-- BEGIN --

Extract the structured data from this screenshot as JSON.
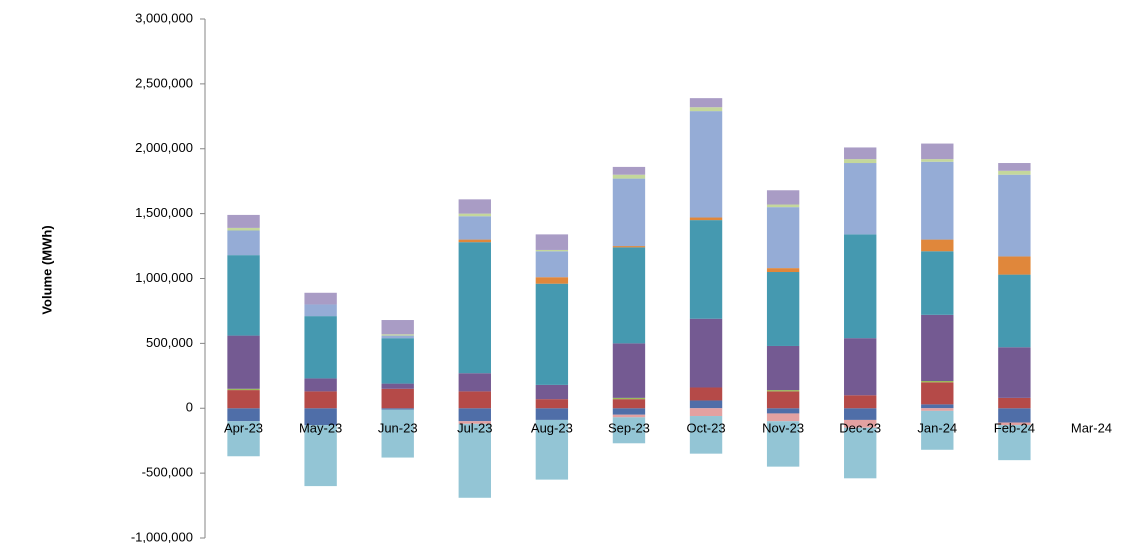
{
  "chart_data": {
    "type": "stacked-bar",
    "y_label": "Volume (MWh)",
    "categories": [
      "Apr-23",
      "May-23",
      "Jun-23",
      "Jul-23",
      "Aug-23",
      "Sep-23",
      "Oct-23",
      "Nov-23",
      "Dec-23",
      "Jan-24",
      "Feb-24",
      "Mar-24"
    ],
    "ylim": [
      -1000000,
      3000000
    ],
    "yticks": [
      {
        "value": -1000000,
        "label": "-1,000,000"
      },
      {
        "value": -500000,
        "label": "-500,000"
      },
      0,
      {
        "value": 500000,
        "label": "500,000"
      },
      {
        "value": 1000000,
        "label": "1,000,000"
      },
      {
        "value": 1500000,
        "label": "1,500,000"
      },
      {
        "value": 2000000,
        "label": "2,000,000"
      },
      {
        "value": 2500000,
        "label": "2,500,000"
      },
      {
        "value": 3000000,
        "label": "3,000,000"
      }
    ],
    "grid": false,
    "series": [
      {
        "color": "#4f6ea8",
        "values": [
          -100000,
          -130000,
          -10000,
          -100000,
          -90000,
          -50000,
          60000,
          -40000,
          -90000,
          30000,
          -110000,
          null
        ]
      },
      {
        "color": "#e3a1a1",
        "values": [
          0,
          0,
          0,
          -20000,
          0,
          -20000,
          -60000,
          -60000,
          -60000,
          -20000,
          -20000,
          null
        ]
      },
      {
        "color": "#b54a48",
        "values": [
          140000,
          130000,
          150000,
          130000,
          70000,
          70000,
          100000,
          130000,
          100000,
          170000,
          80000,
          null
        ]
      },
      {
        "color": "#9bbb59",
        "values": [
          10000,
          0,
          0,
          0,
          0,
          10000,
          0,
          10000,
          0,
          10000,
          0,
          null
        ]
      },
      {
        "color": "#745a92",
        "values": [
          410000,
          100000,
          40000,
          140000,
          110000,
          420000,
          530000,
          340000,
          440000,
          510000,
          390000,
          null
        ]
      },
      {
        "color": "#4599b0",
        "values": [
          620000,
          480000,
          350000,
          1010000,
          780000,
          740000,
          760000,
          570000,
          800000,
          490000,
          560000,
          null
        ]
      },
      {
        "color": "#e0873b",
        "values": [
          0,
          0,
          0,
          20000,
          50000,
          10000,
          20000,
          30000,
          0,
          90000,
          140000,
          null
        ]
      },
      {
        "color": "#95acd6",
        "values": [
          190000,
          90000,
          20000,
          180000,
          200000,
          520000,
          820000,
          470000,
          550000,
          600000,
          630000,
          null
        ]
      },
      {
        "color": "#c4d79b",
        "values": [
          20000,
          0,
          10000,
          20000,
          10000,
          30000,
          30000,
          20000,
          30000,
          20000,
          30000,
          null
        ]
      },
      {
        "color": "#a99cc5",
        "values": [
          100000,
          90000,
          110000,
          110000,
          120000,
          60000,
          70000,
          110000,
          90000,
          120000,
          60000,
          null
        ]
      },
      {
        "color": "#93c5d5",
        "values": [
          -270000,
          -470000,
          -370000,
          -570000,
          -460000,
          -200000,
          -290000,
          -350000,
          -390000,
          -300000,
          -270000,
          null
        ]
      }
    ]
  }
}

-- END --

**Written exercise:**
Take the data above and repeat it exactly, leaving each picture out.

**Response to this exercise:**
Extract the structured data from this screenshot as JSON.
{
  "chart_data": {
    "type": "stacked-bar",
    "y_label": "Volume (MWh)",
    "categories": [
      "Apr-23",
      "May-23",
      "Jun-23",
      "Jul-23",
      "Aug-23",
      "Sep-23",
      "Oct-23",
      "Nov-23",
      "Dec-23",
      "Jan-24",
      "Feb-24",
      "Mar-24"
    ],
    "ylim": [
      -1000000,
      3000000
    ],
    "yticks": [
      {
        "value": -1000000,
        "label": "-1,000,000"
      },
      {
        "value": -500000,
        "label": "-500,000"
      },
      0,
      {
        "value": 500000,
        "label": "500,000"
      },
      {
        "value": 1000000,
        "label": "1,000,000"
      },
      {
        "value": 1500000,
        "label": "1,500,000"
      },
      {
        "value": 2000000,
        "label": "2,000,000"
      },
      {
        "value": 2500000,
        "label": "2,500,000"
      },
      {
        "value": 3000000,
        "label": "3,000,000"
      }
    ],
    "grid": false,
    "series": [
      {
        "color": "#4f6ea8",
        "values": [
          -100000,
          -130000,
          -10000,
          -100000,
          -90000,
          -50000,
          60000,
          -40000,
          -90000,
          30000,
          -110000,
          null
        ]
      },
      {
        "color": "#e3a1a1",
        "values": [
          0,
          0,
          0,
          -20000,
          0,
          -20000,
          -60000,
          -60000,
          -60000,
          -20000,
          -20000,
          null
        ]
      },
      {
        "color": "#b54a48",
        "values": [
          140000,
          130000,
          150000,
          130000,
          70000,
          70000,
          100000,
          130000,
          100000,
          170000,
          80000,
          null
        ]
      },
      {
        "color": "#9bbb59",
        "values": [
          10000,
          0,
          0,
          0,
          0,
          10000,
          0,
          10000,
          0,
          10000,
          0,
          null
        ]
      },
      {
        "color": "#745a92",
        "values": [
          410000,
          100000,
          40000,
          140000,
          110000,
          420000,
          530000,
          340000,
          440000,
          510000,
          390000,
          null
        ]
      },
      {
        "color": "#4599b0",
        "values": [
          620000,
          480000,
          350000,
          1010000,
          780000,
          740000,
          760000,
          570000,
          800000,
          490000,
          560000,
          null
        ]
      },
      {
        "color": "#e0873b",
        "values": [
          0,
          0,
          0,
          20000,
          50000,
          10000,
          20000,
          30000,
          0,
          90000,
          140000,
          null
        ]
      },
      {
        "color": "#95acd6",
        "values": [
          190000,
          90000,
          20000,
          180000,
          200000,
          520000,
          820000,
          470000,
          550000,
          600000,
          630000,
          null
        ]
      },
      {
        "color": "#c4d79b",
        "values": [
          20000,
          0,
          10000,
          20000,
          10000,
          30000,
          30000,
          20000,
          30000,
          20000,
          30000,
          null
        ]
      },
      {
        "color": "#a99cc5",
        "values": [
          100000,
          90000,
          110000,
          110000,
          120000,
          60000,
          70000,
          110000,
          90000,
          120000,
          60000,
          null
        ]
      },
      {
        "color": "#93c5d5",
        "values": [
          -270000,
          -470000,
          -370000,
          -570000,
          -460000,
          -200000,
          -290000,
          -350000,
          -390000,
          -300000,
          -270000,
          null
        ]
      }
    ]
  }
}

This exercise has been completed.